> _Task details_
Find and return each line containing "INSTRUCTIONS".

> _Excerpted data_
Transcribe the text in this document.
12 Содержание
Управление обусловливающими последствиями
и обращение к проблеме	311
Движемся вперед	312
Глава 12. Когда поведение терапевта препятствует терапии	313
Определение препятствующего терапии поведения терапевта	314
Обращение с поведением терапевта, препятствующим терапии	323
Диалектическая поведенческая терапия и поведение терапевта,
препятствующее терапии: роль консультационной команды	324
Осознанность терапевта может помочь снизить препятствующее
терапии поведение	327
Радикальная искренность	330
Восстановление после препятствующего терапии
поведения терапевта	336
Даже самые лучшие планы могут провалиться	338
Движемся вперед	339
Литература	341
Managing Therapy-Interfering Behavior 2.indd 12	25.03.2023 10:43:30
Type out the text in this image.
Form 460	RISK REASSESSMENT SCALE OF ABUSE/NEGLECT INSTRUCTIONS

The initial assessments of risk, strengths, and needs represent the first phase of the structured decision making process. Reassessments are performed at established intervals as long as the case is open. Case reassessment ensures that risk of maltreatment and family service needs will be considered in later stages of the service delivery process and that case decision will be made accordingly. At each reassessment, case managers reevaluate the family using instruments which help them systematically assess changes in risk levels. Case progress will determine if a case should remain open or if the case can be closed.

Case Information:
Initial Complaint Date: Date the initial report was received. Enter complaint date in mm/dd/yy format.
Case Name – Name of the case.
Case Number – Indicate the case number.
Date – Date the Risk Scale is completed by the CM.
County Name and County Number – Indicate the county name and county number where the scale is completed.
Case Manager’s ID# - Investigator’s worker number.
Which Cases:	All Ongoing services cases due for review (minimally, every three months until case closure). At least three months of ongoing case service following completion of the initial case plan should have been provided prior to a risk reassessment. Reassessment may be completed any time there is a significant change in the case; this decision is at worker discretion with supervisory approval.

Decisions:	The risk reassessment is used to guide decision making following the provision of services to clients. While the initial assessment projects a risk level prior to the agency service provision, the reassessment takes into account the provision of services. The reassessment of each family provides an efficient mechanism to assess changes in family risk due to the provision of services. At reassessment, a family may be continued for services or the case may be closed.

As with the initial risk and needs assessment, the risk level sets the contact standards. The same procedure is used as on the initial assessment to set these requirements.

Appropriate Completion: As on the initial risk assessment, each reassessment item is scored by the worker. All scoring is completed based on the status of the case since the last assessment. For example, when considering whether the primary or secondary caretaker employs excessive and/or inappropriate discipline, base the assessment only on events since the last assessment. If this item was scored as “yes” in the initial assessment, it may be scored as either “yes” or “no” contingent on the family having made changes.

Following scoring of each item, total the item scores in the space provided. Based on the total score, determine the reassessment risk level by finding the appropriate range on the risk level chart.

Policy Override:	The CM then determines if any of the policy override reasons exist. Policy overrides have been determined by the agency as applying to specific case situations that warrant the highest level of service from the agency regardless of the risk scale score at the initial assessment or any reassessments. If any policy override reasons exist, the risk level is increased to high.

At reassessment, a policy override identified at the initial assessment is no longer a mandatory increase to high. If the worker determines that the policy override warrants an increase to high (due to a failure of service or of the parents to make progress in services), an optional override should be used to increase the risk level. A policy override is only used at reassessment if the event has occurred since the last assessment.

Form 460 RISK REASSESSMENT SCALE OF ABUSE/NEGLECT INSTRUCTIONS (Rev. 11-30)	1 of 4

> _Exercise solution_
Form 460	RISK REASSESSMENT SCALE OF ABUSE/NEGLECT INSTRUCTIONS
Form 460 RISK REASSESSMENT SCALE OF ABUSE/NEGLECT INSTRUCTIONS (Rev. 11-30)	1 of 4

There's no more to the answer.